◆ Document text
:::::
5.2. Managerial implications

Comparative relation mining is of great interest to both academic and the industry, since it would identify areas in which products may perform in a similar way, and yield insights about areas in which one product outperforms the other. Compared with the traditional text mining, the identification of comparative relations would enable our deep understanding of semantic information behind the textual data, and thereby the competitive position of the products in the market.

With reference to the traditional CSR model, we improve the generation of sequence rules well by optimising the length of the sequence and the expression of comparison keywords in the sequence, thereby achieve the balance of effectiveness and efficiency in comparative relation mining. This study is a good reference for future work on identifying comparative relations using CSR methods. Besides, we adopt an “ algorithm + strategy“ solution to identify the implicit comparative relations in non-comparative reviews classified by other methods, thus to improve the whole recognition process. Therefore, the combination of algorithms and recognition strategies is also a good idea to improve the accuracy of comparative relation mining. In this paper, we choose Chinese reviews to conduct experiments and train model, and our methods is also applicable to English texts.

Our work broadens the research scope of traditional text mining. It is of significance for identifying comparative relations from user generated contexts, especially for business scenario such as online shopping, product competitiveness analysis. For example, according to the comparative relations, we can construct a competitive network of products, where nodes represent products, each link between two products represents a comparative relation, and the number of links between two products indicates the strength of this relation. By understanding the structure of such a network, we can study the hierarchy of the market by identifying the position of each product. Furthermore, we can extract the competitive relations with the target product (which can be presented as the core node) and thus identify the competitors of the target product. Finally, we can obtain and illustrate the competitive advantages and disadvantages between the target product and its competitors. Therefore, the experimental results show that our proposed method achieves better results in identifying comparative relations, thus providing technical support for identifying competitors in the next step.
:::::
◆ Records shown
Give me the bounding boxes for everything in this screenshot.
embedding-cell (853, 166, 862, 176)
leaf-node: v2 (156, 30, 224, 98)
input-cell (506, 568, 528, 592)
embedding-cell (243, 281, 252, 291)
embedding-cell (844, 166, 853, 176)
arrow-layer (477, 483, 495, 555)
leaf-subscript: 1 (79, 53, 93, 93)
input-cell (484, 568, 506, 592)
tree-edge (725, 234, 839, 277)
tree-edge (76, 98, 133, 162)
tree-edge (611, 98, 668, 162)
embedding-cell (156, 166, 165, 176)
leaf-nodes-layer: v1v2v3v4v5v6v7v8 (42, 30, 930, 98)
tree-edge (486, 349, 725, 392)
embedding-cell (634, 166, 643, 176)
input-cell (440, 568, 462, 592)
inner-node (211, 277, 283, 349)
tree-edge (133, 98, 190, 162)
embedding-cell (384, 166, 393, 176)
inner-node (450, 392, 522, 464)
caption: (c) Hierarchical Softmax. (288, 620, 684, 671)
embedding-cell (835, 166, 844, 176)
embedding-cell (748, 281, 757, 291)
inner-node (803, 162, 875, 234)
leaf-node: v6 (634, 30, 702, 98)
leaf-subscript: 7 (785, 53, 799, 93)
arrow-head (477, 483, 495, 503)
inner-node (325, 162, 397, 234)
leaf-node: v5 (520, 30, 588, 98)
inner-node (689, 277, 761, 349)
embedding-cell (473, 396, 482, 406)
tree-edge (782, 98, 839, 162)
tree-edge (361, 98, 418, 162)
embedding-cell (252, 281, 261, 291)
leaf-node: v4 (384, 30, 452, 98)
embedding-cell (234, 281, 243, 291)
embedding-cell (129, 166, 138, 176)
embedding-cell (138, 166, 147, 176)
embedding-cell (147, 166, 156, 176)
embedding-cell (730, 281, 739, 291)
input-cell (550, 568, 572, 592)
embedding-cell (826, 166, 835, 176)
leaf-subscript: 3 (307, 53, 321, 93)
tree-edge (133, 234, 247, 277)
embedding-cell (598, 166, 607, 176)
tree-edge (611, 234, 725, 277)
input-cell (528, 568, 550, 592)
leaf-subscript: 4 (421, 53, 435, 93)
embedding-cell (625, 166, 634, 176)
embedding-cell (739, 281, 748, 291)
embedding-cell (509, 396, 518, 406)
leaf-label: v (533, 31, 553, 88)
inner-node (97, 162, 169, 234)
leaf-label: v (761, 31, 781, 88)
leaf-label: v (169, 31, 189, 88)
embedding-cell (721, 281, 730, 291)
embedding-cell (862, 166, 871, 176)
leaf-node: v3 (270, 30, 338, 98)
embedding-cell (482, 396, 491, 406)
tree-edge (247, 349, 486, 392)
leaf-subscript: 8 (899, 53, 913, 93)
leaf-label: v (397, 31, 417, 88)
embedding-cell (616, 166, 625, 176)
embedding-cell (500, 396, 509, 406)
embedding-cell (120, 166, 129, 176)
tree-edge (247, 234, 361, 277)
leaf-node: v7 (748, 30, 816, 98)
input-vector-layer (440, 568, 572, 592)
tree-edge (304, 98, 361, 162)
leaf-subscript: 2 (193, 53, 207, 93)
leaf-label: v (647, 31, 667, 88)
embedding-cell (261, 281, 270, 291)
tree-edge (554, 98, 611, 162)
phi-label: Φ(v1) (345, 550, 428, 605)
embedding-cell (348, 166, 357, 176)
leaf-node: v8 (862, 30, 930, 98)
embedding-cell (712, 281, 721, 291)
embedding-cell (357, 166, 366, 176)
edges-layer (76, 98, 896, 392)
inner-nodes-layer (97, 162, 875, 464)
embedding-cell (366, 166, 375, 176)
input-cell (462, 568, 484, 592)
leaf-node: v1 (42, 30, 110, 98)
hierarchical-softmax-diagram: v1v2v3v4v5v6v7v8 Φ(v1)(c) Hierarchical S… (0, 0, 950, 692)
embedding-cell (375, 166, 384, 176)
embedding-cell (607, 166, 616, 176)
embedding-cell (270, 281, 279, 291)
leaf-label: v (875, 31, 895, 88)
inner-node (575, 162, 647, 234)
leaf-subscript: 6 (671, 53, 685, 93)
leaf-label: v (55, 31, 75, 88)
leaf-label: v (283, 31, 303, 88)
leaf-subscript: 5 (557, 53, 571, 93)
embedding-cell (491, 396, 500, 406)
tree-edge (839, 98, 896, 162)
:::::
◆ Description of the task
Write the next part of the passage on comparative relation mining, continuing after its final sentence.

◆ Result
In summary, customer reviews are considered to be one of the resources available in social media with the potential to extract comparative relations. If a decision maker creates a monitoring system on comparative relation mining for market perception and competitive intelligence, it will be more responsive to customer feedback on target product. As a result, decision makers can adjust their market strategies faster than using traditional methods, compensating for weaknesses and highlighting strengths through comparisons with competitors.

5.3. Future work

Even though this study provides useful insights about how comparative relations are identified with customer reviews as the example, we also acknowledge some limitations and provide potential directions for future research. As online reviews are unstructured-free-texts in natural languages, yet some comparison patterns are not identified accurately by the proposed method. Such problem mainly occurs for those comparative sentences that fail to meet the grammatical rules in the commentary texts. It is difficult to extract rules because of ellipsis, substitution words, and Internet terms. Additionally, our method still needs some manual annotation for some complex rules. Finally, the recognition of implicit comparative relation by double recognition method is still in an exploration stage. It could be limited and inaccurate to evaluate the implicit comparison only by recognising different entities. To this end, future research should focus on three aspects: (1) understanding of the composition of comparative reviews through machine learning; (2) proposing an unsupervised recognition method to further reduce human intervention and facilitate large-scale commercial applications; (3) optimising the recognition of implicit comparative relations.

Disclosure statement

No potential conflict of interest was reported by the author(s).

Additional information

Funding

This work is supported by the Natural Science Foundation of China [72001215, 71771177], the Fund from Chongqing Key Laboratory of Social Economic and Applied Statistics [KFJJ2019099], Shanghai Municipal Education Science Research Project (Philosophical and Social Sciences General Project, No. A2023010).

References

  • Alhamzeh, A., Bouhaouel, M., Egyed-Zsigmond, E., & Mitrović, J. (2021). Distilbert-based argumentation retrieval for answering comparative questions. In Proceedings of the Conference and Labs of the Evaluation Forum (CLEF 2021), 2936 (pp. 209–212).
  • Anwar, T., & Uma, V. (2022). CD-SPM: Cross-domain book recommendation using sequential pattern mining and rule mining. Journal of King Saud University – Computer and Information Sciences, 34(3), 793–800. https://doi.org/10.1016/j.jksuci.2019.01.012
  • Beloucif, M., Yimam, S. M., Stahlhacke, S., & Biemann, C. (2022). Elvis vs. M. Jackson: Who has More albums? Classification and identification of elements in comparative questions. In Proceedings of the 13th International Conference on Language Resources and Evaluation (LREC), Marseille, France (pp. 3771–3779).
  • Bondarenko, A., Ajjour, Y., Dittmar, V., Homann, N., Braslavski, P., & Hagen, M. (2022). Towards understanding and answering comparative questions. In Proceedings of the Fifteenth ACM International Conference on Web Search and Data Mining (pp. 66–74). https://doi.org/10.1145/3488560.3498534.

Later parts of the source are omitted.